Quote every entry word for word.
## start
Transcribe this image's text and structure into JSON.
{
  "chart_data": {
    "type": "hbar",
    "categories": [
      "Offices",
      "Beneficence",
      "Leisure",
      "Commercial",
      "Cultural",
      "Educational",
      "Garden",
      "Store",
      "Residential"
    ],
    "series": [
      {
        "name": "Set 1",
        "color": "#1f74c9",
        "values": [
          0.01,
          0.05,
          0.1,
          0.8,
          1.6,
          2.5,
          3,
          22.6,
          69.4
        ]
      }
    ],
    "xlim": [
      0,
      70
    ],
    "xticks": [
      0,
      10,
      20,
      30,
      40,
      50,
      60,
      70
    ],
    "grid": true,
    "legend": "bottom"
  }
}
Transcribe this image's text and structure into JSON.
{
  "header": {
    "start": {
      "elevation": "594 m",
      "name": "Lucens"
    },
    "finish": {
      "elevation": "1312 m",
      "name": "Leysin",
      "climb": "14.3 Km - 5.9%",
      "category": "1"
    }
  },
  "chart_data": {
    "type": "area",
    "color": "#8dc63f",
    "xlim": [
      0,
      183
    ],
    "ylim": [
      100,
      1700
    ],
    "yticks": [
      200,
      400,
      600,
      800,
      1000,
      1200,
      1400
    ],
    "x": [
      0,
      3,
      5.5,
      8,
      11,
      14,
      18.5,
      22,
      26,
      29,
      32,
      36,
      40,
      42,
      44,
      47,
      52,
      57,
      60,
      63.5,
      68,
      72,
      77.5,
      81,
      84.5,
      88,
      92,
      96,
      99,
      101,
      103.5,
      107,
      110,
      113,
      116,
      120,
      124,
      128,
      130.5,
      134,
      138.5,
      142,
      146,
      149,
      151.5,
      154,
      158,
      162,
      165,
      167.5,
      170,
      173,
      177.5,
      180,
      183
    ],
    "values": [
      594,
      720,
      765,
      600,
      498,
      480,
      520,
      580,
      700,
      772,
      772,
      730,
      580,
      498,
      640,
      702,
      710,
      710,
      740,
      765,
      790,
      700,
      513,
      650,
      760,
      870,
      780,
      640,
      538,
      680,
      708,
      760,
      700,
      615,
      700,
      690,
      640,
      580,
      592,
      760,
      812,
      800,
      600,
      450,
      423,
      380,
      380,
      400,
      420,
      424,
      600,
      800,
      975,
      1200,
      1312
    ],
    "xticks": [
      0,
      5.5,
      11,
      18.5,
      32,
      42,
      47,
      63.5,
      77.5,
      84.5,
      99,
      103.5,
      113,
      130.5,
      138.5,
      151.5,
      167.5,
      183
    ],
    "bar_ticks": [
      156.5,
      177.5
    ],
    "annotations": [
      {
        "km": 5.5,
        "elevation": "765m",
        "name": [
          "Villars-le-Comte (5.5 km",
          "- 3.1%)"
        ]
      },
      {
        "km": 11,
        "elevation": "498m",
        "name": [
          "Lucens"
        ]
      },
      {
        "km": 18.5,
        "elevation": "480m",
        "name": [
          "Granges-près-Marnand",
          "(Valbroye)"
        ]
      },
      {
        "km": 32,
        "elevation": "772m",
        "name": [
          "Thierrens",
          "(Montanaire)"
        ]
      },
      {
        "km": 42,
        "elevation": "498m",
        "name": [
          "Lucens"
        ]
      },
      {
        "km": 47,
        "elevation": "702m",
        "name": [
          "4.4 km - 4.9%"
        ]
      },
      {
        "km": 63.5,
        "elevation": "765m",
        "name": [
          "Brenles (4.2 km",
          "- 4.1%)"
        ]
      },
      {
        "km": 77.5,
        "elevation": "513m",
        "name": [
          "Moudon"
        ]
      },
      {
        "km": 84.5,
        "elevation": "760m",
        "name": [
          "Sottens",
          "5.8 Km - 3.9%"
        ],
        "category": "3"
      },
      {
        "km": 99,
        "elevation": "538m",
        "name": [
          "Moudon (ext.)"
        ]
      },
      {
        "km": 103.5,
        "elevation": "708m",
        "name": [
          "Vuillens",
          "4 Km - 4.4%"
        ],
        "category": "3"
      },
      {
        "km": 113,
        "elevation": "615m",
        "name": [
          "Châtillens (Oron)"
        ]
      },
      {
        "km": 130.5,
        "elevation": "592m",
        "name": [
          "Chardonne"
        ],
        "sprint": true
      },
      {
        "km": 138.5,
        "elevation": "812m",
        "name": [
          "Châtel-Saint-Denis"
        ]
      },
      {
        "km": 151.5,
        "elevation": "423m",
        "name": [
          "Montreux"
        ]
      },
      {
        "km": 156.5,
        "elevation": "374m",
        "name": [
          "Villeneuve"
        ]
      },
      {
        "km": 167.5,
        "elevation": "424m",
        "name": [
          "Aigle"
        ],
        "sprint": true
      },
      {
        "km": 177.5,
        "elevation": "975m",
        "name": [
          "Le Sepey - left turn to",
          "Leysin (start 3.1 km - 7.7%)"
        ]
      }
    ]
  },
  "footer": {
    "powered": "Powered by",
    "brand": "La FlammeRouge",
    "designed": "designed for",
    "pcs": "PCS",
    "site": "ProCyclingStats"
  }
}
## end
▶ [Finished exercise]:
Transcribe this image's text and structure into JSON.
{
  "chart_data": {
    "type": "hbar",
    "categories": [
      "Offices",
      "Beneficence",
      "Leisure",
      "Commercial",
      "Cultural",
      "Educational",
      "Garden",
      "Store",
      "Residential"
    ],
    "series": [
      {
        "name": "Set 1",
        "color": "#1f74c9",
        "values": [
          0.01,
          0.05,
          0.1,
          0.8,
          1.6,
          2.5,
          3,
          22.6,
          69.4
        ]
      }
    ],
    "xlim": [
      0,
      70
    ],
    "xticks": [
      0,
      10,
      20,
      30,
      40,
      50,
      60,
      70
    ],
    "grid": true,
    "legend": "bottom"
  }
}
Transcribe this image's text and structure into JSON.
{
  "header": {
    "start": {
      "elevation": "594 m",
      "name": "Lucens"
    },
    "finish": {
      "elevation": "1312 m",
      "name": "Leysin",
      "climb": "14.3 Km - 5.9%",
      "category": "1"
    }
  },
  "chart_data": {
    "type": "area",
    "color": "#8dc63f",
    "xlim": [
      0,
      183
    ],
    "ylim": [
      100,
      1700
    ],
    "yticks": [
      200,
      400,
      600,
      800,
      1000,
      1200,
      1400
    ],
    "x": [
      0,
      3,
      5.5,
      8,
      11,
      14,
      18.5,
      22,
      26,
      29,
      32,
      36,
      40,
      42,
      44,
      47,
      52,
      57,
      60,
      63.5,
      68,
      72,
      77.5,
      81,
      84.5,
      88,
      92,
      96,
      99,
      101,
      103.5,
      107,
      110,
      113,
      116,
      120,
      124,
      128,
      130.5,
      134,
      138.5,
      142,
      146,
      149,
      151.5,
      154,
      158,
      162,
      165,
      167.5,
      170,
      173,
      177.5,
      180,
      183
    ],
    "values": [
      594,
      720,
      765,
      600,
      498,
      480,
      520,
      580,
      700,
      772,
      772,
      730,
      580,
      498,
      640,
      702,
      710,
      710,
      740,
      765,
      790,
      700,
      513,
      650,
      760,
      870,
      780,
      640,
      538,
      680,
      708,
      760,
      700,
      615,
      700,
      690,
      640,
      580,
      592,
      760,
      812,
      800,
      600,
      450,
      423,
      380,
      380,
      400,
      420,
      424,
      600,
      800,
      975,
      1200,
      1312
    ],
    "xticks": [
      0,
      5.5,
      11,
      18.5,
      32,
      42,
      47,
      63.5,
      77.5,
      84.5,
      99,
      103.5,
      113,
      130.5,
      138.5,
      151.5,
      167.5,
      183
    ],
    "bar_ticks": [
      156.5,
      177.5
    ],
    "annotations": [
      {
        "km": 5.5,
        "elevation": "765m",
        "name": [
          "Villars-le-Comte (5.5 km",
          "- 3.1%)"
        ]
      },
      {
        "km": 11,
        "elevation": "498m",
        "name": [
          "Lucens"
        ]
      },
      {
        "km": 18.5,
        "elevation": "480m",
        "name": [
          "Granges-près-Marnand",
          "(Valbroye)"
        ]
      },
      {
        "km": 32,
        "elevation": "772m",
        "name": [
          "Thierrens",
          "(Montanaire)"
        ]
      },
      {
        "km": 42,
        "elevation": "498m",
        "name": [
          "Lucens"
        ]
      },
      {
        "km": 47,
        "elevation": "702m",
        "name": [
          "4.4 km - 4.9%"
        ]
      },
      {
        "km": 63.5,
        "elevation": "765m",
        "name": [
          "Brenles (4.2 km",
          "- 4.1%)"
        ]
      },
      {
        "km": 77.5,
        "elevation": "513m",
        "name": [
          "Moudon"
        ]
      },
      {
        "km": 84.5,
        "elevation": "760m",
        "name": [
          "Sottens",
          "5.8 Km - 3.9%"
        ],
        "category": "3"
      },
      {
        "km": 99,
        "elevation": "538m",
        "name": [
          "Moudon (ext.)"
        ]
      },
      {
        "km": 103.5,
        "elevation": "708m",
        "name": [
          "Vuillens",
          "4 Km - 4.4%"
        ],
        "category": "3"
      },
      {
        "km": 113,
        "elevation": "615m",
        "name": [
          "Châtillens (Oron)"
        ]
      },
      {
        "km": 130.5,
        "elevation": "592m",
        "name": [
          "Chardonne"
        ],
        "sprint": true
      },
      {
        "km": 138.5,
        "elevation": "812m",
        "name": [
          "Châtel-Saint-Denis"
        ]
      },
      {
        "km": 151.5,
        "elevation": "423m",
        "name": [
          "Montreux"
        ]
      },
      {
        "km": 156.5,
        "elevation": "374m",
        "name": [
          "Villeneuve"
        ]
      },
      {
        "km": 167.5,
        "elevation": "424m",
        "name": [
          "Aigle"
        ],
        "sprint": true
      },
      {
        "km": 177.5,
        "elevation": "975m",
        "name": [
          "Le Sepey - left turn to",
          "Leysin (start 3.1 km - 7.7%)"
        ]
      }
    ]
  },
  "footer": {
    "powered": "Powered by",
    "brand": "La FlammeRouge",
    "designed": "designed for",
    "pcs": "PCS",
    "site": "ProCyclingStats"
  }
}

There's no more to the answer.